> PROBLEM DETAILS
Bring together all lines of the material below that contain the string "circle".

> EXTRACTED RECORDS
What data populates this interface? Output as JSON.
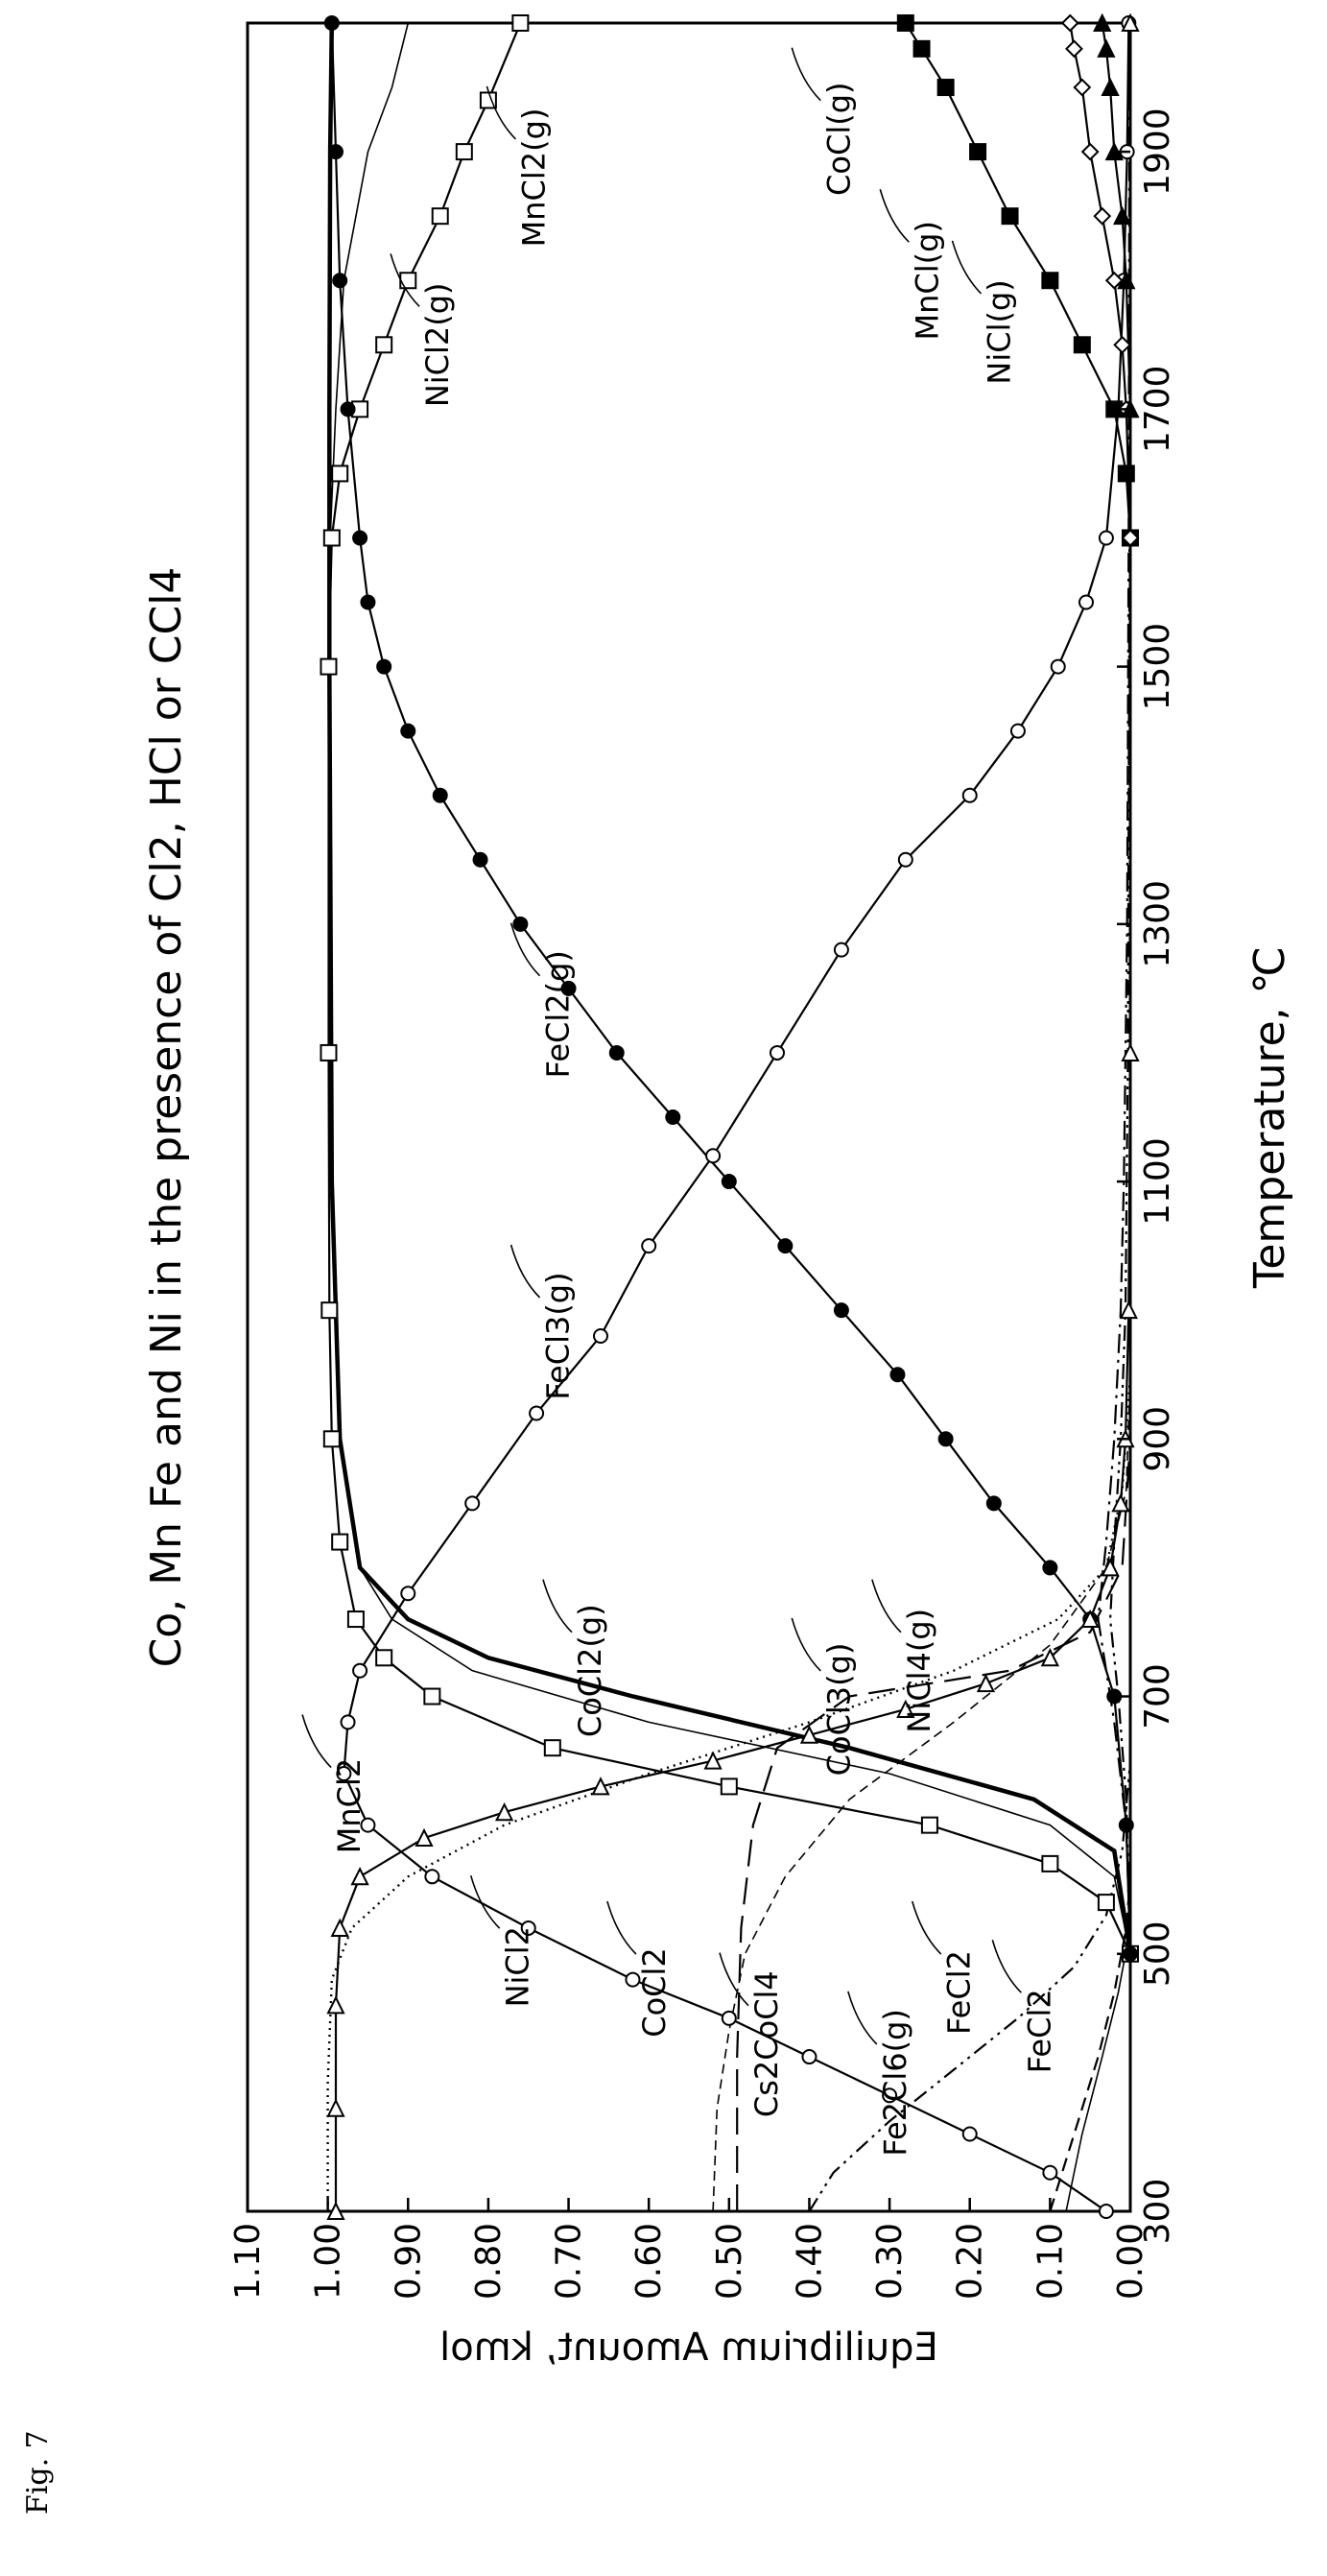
{
  "figure_label": "Fig. 7",
  "chart_data": {
    "type": "line",
    "title": "Co, Mn Fe and Ni in the presence of Cl2, HCl or CCl4",
    "xlabel": "Temperature, ℃",
    "ylabel": "Equilibrium Amount, kmol",
    "xlim": [
      300,
      2000
    ],
    "ylim": [
      0.0,
      1.1
    ],
    "x_ticks": [
      300,
      500,
      700,
      900,
      1100,
      1300,
      1500,
      1700,
      1900
    ],
    "y_ticks": [
      "0.00",
      "0.10",
      "0.20",
      "0.30",
      "0.40",
      "0.50",
      "0.60",
      "0.70",
      "0.80",
      "0.90",
      "1.00",
      "1.10"
    ],
    "grid": false,
    "series": [
      {
        "name": "NiCl2(g)",
        "style": "solid",
        "marker": "square",
        "points": [
          [
            500,
            0
          ],
          [
            540,
            0.03
          ],
          [
            570,
            0.1
          ],
          [
            600,
            0.25
          ],
          [
            630,
            0.5
          ],
          [
            660,
            0.72
          ],
          [
            700,
            0.87
          ],
          [
            730,
            0.93
          ],
          [
            760,
            0.965
          ],
          [
            820,
            0.985
          ],
          [
            900,
            0.995
          ],
          [
            1000,
            0.998
          ],
          [
            1200,
            0.999
          ],
          [
            1500,
            0.999
          ],
          [
            1600,
            0.995
          ],
          [
            1650,
            0.985
          ],
          [
            1700,
            0.96
          ],
          [
            1750,
            0.93
          ],
          [
            1800,
            0.9
          ],
          [
            1850,
            0.86
          ],
          [
            1900,
            0.83
          ],
          [
            1940,
            0.8
          ],
          [
            2000,
            0.76
          ]
        ]
      },
      {
        "name": "FeCl2(g)",
        "style": "solid",
        "marker": "filled-circle",
        "points": [
          [
            500,
            0.0
          ],
          [
            600,
            0.005
          ],
          [
            700,
            0.02
          ],
          [
            760,
            0.05
          ],
          [
            800,
            0.1
          ],
          [
            850,
            0.17
          ],
          [
            900,
            0.23
          ],
          [
            950,
            0.29
          ],
          [
            1000,
            0.36
          ],
          [
            1050,
            0.43
          ],
          [
            1100,
            0.5
          ],
          [
            1150,
            0.57
          ],
          [
            1200,
            0.64
          ],
          [
            1250,
            0.7
          ],
          [
            1300,
            0.76
          ],
          [
            1350,
            0.81
          ],
          [
            1400,
            0.86
          ],
          [
            1450,
            0.9
          ],
          [
            1500,
            0.93
          ],
          [
            1550,
            0.95
          ],
          [
            1600,
            0.96
          ],
          [
            1700,
            0.975
          ],
          [
            1800,
            0.985
          ],
          [
            1900,
            0.99
          ],
          [
            2000,
            0.995
          ]
        ]
      },
      {
        "name": "FeCl3(g)",
        "style": "solid",
        "marker": "open-circle",
        "points": [
          [
            300,
            0.03
          ],
          [
            330,
            0.1
          ],
          [
            360,
            0.2
          ],
          [
            390,
            0.3
          ],
          [
            420,
            0.4
          ],
          [
            450,
            0.5
          ],
          [
            480,
            0.62
          ],
          [
            520,
            0.75
          ],
          [
            560,
            0.87
          ],
          [
            600,
            0.95
          ],
          [
            640,
            0.98
          ],
          [
            680,
            0.975
          ],
          [
            720,
            0.96
          ],
          [
            780,
            0.9
          ],
          [
            850,
            0.82
          ],
          [
            920,
            0.74
          ],
          [
            980,
            0.66
          ],
          [
            1050,
            0.6
          ],
          [
            1120,
            0.52
          ],
          [
            1200,
            0.44
          ],
          [
            1280,
            0.36
          ],
          [
            1350,
            0.28
          ],
          [
            1400,
            0.2
          ],
          [
            1450,
            0.14
          ],
          [
            1500,
            0.09
          ],
          [
            1550,
            0.055
          ],
          [
            1600,
            0.03
          ],
          [
            1700,
            0.015
          ],
          [
            1800,
            0.008
          ],
          [
            1900,
            0.004
          ],
          [
            2000,
            0.002
          ]
        ]
      },
      {
        "name": "MnCl2",
        "style": "solid",
        "marker": "open-triangle",
        "points": [
          [
            300,
            0.99
          ],
          [
            380,
            0.99
          ],
          [
            460,
            0.99
          ],
          [
            520,
            0.985
          ],
          [
            560,
            0.96
          ],
          [
            590,
            0.88
          ],
          [
            610,
            0.78
          ],
          [
            630,
            0.66
          ],
          [
            650,
            0.52
          ],
          [
            670,
            0.4
          ],
          [
            690,
            0.28
          ],
          [
            710,
            0.18
          ],
          [
            730,
            0.1
          ],
          [
            760,
            0.05
          ],
          [
            800,
            0.025
          ],
          [
            850,
            0.012
          ],
          [
            900,
            0.006
          ],
          [
            1000,
            0.002
          ],
          [
            1200,
            0.0
          ],
          [
            2000,
            0.0
          ]
        ]
      },
      {
        "name": "MnCl2(g)",
        "style": "thin-solid",
        "marker": "none",
        "points": [
          [
            500,
            0
          ],
          [
            560,
            0.02
          ],
          [
            600,
            0.1
          ],
          [
            640,
            0.3
          ],
          [
            680,
            0.6
          ],
          [
            720,
            0.82
          ],
          [
            760,
            0.92
          ],
          [
            800,
            0.96
          ],
          [
            900,
            0.985
          ],
          [
            1100,
            0.995
          ],
          [
            1400,
            0.998
          ],
          [
            1600,
            0.997
          ],
          [
            1700,
            0.99
          ],
          [
            1800,
            0.98
          ],
          [
            1900,
            0.95
          ],
          [
            1950,
            0.92
          ],
          [
            2000,
            0.9
          ]
        ]
      },
      {
        "name": "CoCl2(g)",
        "style": "bold-solid",
        "marker": "none",
        "points": [
          [
            500,
            0
          ],
          [
            580,
            0.02
          ],
          [
            620,
            0.12
          ],
          [
            660,
            0.35
          ],
          [
            700,
            0.62
          ],
          [
            730,
            0.8
          ],
          [
            760,
            0.9
          ],
          [
            800,
            0.96
          ],
          [
            900,
            0.985
          ],
          [
            1100,
            0.995
          ],
          [
            1500,
            0.998
          ],
          [
            1700,
            0.998
          ],
          [
            1900,
            0.997
          ],
          [
            2000,
            0.995
          ]
        ]
      },
      {
        "name": "NiCl2",
        "style": "dotted",
        "marker": "none",
        "points": [
          [
            300,
            1.0
          ],
          [
            400,
            1.0
          ],
          [
            480,
            0.995
          ],
          [
            520,
            0.97
          ],
          [
            560,
            0.9
          ],
          [
            600,
            0.78
          ],
          [
            640,
            0.6
          ],
          [
            680,
            0.4
          ],
          [
            720,
            0.22
          ],
          [
            760,
            0.09
          ],
          [
            800,
            0.03
          ],
          [
            860,
            0.01
          ],
          [
            950,
            0.0
          ],
          [
            2000,
            0.0
          ]
        ]
      },
      {
        "name": "CoCl2",
        "style": "dashed-thin",
        "marker": "none",
        "points": [
          [
            300,
            0.52
          ],
          [
            380,
            0.515
          ],
          [
            440,
            0.5
          ],
          [
            500,
            0.48
          ],
          [
            560,
            0.43
          ],
          [
            620,
            0.35
          ],
          [
            680,
            0.22
          ],
          [
            740,
            0.1
          ],
          [
            800,
            0.03
          ],
          [
            860,
            0.005
          ],
          [
            950,
            0.0
          ],
          [
            2000,
            0.0
          ]
        ]
      },
      {
        "name": "Cs2CoCl4",
        "style": "long-dash",
        "marker": "none",
        "points": [
          [
            300,
            0.49
          ],
          [
            420,
            0.49
          ],
          [
            520,
            0.485
          ],
          [
            600,
            0.47
          ],
          [
            660,
            0.44
          ],
          [
            700,
            0.35
          ],
          [
            720,
            0.15
          ],
          [
            750,
            0.05
          ],
          [
            800,
            0.01
          ],
          [
            900,
            0.0
          ],
          [
            2000,
            0.0
          ]
        ]
      },
      {
        "name": "CoCl3(g)",
        "style": "dash-dot",
        "marker": "none",
        "points": [
          [
            500,
            0
          ],
          [
            600,
            0.005
          ],
          [
            680,
            0.02
          ],
          [
            760,
            0.04
          ],
          [
            820,
            0.03
          ],
          [
            900,
            0.02
          ],
          [
            1000,
            0.012
          ],
          [
            1100,
            0.008
          ],
          [
            1300,
            0.004
          ],
          [
            1600,
            0.002
          ],
          [
            2000,
            0.001
          ]
        ]
      },
      {
        "name": "NiCl4(g)",
        "style": "dash-dot-dot",
        "marker": "none",
        "points": [
          [
            500,
            0
          ],
          [
            620,
            0.005
          ],
          [
            700,
            0.015
          ],
          [
            760,
            0.025
          ],
          [
            820,
            0.02
          ],
          [
            900,
            0.012
          ],
          [
            1000,
            0.006
          ],
          [
            1200,
            0.003
          ],
          [
            1600,
            0.001
          ],
          [
            2000,
            0.0
          ]
        ]
      },
      {
        "name": "Fe2Cl6(g)",
        "style": "dash-dot-dot",
        "marker": "none",
        "points": [
          [
            300,
            0.4
          ],
          [
            330,
            0.37
          ],
          [
            370,
            0.3
          ],
          [
            410,
            0.22
          ],
          [
            450,
            0.14
          ],
          [
            490,
            0.07
          ],
          [
            530,
            0.03
          ],
          [
            580,
            0.01
          ],
          [
            650,
            0.0
          ],
          [
            2000,
            0.0
          ]
        ]
      },
      {
        "name": "FeCl2",
        "style": "dashed",
        "marker": "none",
        "points": [
          [
            300,
            0.1
          ],
          [
            360,
            0.07
          ],
          [
            420,
            0.04
          ],
          [
            470,
            0.02
          ],
          [
            520,
            0.005
          ],
          [
            560,
            0.0
          ],
          [
            2000,
            0.0
          ]
        ]
      },
      {
        "name": "FeCl2",
        "style": "thin-solid",
        "marker": "none",
        "points": [
          [
            300,
            0.08
          ],
          [
            360,
            0.06
          ],
          [
            420,
            0.035
          ],
          [
            470,
            0.015
          ],
          [
            510,
            0.003
          ],
          [
            560,
            0.0
          ],
          [
            2000,
            0.0
          ]
        ]
      },
      {
        "name": "CoCl(g)",
        "style": "solid",
        "marker": "filled-square",
        "points": [
          [
            1600,
            0.0
          ],
          [
            1650,
            0.005
          ],
          [
            1700,
            0.02
          ],
          [
            1750,
            0.06
          ],
          [
            1800,
            0.1
          ],
          [
            1850,
            0.15
          ],
          [
            1900,
            0.19
          ],
          [
            1950,
            0.23
          ],
          [
            1980,
            0.26
          ],
          [
            2000,
            0.28
          ]
        ]
      },
      {
        "name": "MnCl(g)",
        "style": "solid",
        "marker": "open-diamond",
        "points": [
          [
            1600,
            0.0
          ],
          [
            1700,
            0.005
          ],
          [
            1750,
            0.01
          ],
          [
            1800,
            0.02
          ],
          [
            1850,
            0.035
          ],
          [
            1900,
            0.05
          ],
          [
            1950,
            0.06
          ],
          [
            1980,
            0.07
          ],
          [
            2000,
            0.075
          ]
        ]
      },
      {
        "name": "NiCl(g)",
        "style": "solid",
        "marker": "filled-triangle",
        "points": [
          [
            1700,
            0.0
          ],
          [
            1800,
            0.005
          ],
          [
            1850,
            0.01
          ],
          [
            1900,
            0.02
          ],
          [
            1950,
            0.025
          ],
          [
            1980,
            0.03
          ],
          [
            2000,
            0.035
          ]
        ]
      }
    ],
    "annotations": [
      {
        "text": "NiCl2(g)",
        "x": 1750,
        "y": 0.85
      },
      {
        "text": "MnCl2(g)",
        "x": 1880,
        "y": 0.73
      },
      {
        "text": "FeCl2(g)",
        "x": 1230,
        "y": 0.7
      },
      {
        "text": "FeCl3(g)",
        "x": 980,
        "y": 0.7
      },
      {
        "text": "CoCl2(g)",
        "x": 720,
        "y": 0.66
      },
      {
        "text": "CoCl3(g)",
        "x": 690,
        "y": 0.35
      },
      {
        "text": "NiCl4(g)",
        "x": 720,
        "y": 0.25
      },
      {
        "text": "MnCl2",
        "x": 615,
        "y": 0.96
      },
      {
        "text": "NiCl2",
        "x": 490,
        "y": 0.75
      },
      {
        "text": "CoCl2",
        "x": 470,
        "y": 0.58
      },
      {
        "text": "Cs2CoCl4",
        "x": 430,
        "y": 0.44
      },
      {
        "text": "FeCl2",
        "x": 470,
        "y": 0.2
      },
      {
        "text": "FeCl2",
        "x": 440,
        "y": 0.1
      },
      {
        "text": "Fe2Cl6(g)",
        "x": 400,
        "y": 0.28
      },
      {
        "text": "CoCl(g)",
        "x": 1910,
        "y": 0.35
      },
      {
        "text": "MnCl(g)",
        "x": 1800,
        "y": 0.24
      },
      {
        "text": "NiCl(g)",
        "x": 1760,
        "y": 0.15
      }
    ]
  }
}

> OUTPUT OF THE TASK
        "marker": "filled-circle",
        "marker": "open-circle",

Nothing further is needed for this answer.